▸ WRITTEN PROBLEM
Copy out the post about HTML's awkward legacy concepts from "Because of its" to "its own paragraph.", substituting "hindsight" for "retrospect".

--- START OF EXCERPTED PASSAGE ---

Note from the author...
My posts frequently (like this one) have a 'theme' and tend to use a number of images for visual flourish. Personally, I like it that way, I find it more engaging and I prefer for people to read it that way. However, for users on a metered or slow connection, downloading unnecessary images is, well, unnecessary, potentially costly and kind of rude. Just to be polite to my users, I offer the ability for you to opt out of 'optional' images if the total size of viewing the page would exceed a budget I have currently defined as 200k...
Because of its origins, HTML has a number of elements and concepts which are, in retrospect, probably not so great. Headings being the way they are, for example, has caused seemingly no end of discussion. I'd like to explain why I think this is, as well as what we should do about it.
Let's talk about paragraphs. You can't get much more basic than a paragraph. When I say "paragraph" pretty much everyone will know immediately what I mean. While some of us might stumble a bit if pressed to describe it abstractly, most of us will, like the US Supreme Court surely "know it when I see it". Most people reading this, for example, will recognize immediately that this sentence is in its own paragraph.

--- END OF EXCERPTED PASSAGE ---
--- START OF ROWS ---

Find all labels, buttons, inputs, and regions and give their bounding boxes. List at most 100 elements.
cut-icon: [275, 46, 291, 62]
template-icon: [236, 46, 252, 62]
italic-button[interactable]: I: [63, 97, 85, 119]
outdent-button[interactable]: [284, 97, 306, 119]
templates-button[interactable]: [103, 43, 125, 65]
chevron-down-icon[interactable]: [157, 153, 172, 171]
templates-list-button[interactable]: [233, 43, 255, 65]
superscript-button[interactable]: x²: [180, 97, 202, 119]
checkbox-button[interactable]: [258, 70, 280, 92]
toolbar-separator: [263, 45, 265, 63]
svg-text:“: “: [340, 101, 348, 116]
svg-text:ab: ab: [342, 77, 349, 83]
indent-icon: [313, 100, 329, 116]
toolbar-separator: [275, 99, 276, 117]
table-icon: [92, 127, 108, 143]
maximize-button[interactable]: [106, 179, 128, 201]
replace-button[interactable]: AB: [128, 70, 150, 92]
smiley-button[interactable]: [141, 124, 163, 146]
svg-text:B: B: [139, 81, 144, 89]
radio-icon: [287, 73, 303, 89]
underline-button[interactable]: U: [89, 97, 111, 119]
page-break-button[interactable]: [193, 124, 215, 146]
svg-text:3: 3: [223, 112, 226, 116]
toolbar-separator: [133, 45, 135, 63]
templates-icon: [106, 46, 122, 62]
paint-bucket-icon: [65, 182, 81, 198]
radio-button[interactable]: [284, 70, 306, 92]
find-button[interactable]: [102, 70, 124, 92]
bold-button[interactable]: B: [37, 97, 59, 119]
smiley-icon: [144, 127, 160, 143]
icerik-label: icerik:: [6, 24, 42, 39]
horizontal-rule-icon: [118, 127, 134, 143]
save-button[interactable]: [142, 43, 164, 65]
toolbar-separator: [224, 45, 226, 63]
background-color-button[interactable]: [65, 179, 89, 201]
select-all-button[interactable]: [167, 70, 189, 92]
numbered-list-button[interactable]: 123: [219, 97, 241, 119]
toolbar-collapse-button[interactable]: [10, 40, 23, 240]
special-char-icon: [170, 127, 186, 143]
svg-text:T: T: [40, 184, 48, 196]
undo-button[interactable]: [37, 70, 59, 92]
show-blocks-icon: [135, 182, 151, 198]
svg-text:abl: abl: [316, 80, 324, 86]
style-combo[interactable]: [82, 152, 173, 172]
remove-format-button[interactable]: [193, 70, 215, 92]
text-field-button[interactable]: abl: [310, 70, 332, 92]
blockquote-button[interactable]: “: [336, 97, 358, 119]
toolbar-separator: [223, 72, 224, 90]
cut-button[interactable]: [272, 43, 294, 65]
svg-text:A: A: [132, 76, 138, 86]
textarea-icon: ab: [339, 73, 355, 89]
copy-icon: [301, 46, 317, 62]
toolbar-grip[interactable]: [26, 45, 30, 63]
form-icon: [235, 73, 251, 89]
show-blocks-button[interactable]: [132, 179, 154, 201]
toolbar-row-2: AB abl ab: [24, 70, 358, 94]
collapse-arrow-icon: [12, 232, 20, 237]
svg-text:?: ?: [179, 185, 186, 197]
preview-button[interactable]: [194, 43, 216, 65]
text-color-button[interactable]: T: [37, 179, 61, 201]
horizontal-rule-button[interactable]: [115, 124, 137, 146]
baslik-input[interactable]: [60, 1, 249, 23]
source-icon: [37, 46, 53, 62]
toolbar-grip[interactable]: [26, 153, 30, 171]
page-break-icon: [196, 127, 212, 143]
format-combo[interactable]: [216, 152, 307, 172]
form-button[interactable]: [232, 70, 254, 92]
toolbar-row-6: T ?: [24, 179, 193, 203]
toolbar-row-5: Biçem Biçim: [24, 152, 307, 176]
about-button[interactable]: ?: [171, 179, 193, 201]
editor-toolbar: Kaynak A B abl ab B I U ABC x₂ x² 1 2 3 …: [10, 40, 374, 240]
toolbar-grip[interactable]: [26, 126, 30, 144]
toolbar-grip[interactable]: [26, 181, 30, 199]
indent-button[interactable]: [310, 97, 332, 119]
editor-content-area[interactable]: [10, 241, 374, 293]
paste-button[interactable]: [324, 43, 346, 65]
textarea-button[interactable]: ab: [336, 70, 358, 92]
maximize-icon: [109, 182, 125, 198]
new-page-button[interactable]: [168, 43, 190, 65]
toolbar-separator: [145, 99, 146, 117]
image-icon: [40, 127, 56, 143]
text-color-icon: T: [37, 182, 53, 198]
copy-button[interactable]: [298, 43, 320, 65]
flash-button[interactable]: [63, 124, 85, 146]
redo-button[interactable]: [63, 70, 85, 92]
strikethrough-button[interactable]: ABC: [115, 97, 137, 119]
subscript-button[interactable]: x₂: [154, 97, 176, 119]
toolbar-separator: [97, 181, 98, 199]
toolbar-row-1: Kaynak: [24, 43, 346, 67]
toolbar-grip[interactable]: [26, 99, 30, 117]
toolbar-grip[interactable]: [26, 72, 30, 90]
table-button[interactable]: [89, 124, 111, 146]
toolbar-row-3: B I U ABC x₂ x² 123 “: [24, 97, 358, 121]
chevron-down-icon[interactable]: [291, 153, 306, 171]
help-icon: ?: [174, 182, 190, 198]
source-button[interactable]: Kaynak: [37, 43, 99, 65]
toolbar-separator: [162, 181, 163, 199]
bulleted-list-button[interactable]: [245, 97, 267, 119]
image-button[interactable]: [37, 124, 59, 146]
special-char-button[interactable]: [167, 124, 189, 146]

--- END OF ROWS ---

▸ WRITTEN REPLY
Because of its origins, HTML has a number of elements and concepts which are, in hindsight, probably not so great. Headings being the way they are, for example, has caused seemingly no end of discussion. I'd like to explain why I think this is, as well as what we should do about it.
Let's talk about paragraphs. You can't get much more basic than a paragraph. When I say "paragraph" pretty much everyone will know immediately what I mean. While some of us might stumble a bit if pressed to describe it abstractly, most of us will, like the US Supreme Court surely "know it when I see it". Most people reading this, for example, will recognize immediately that this sentence is in its own paragraph.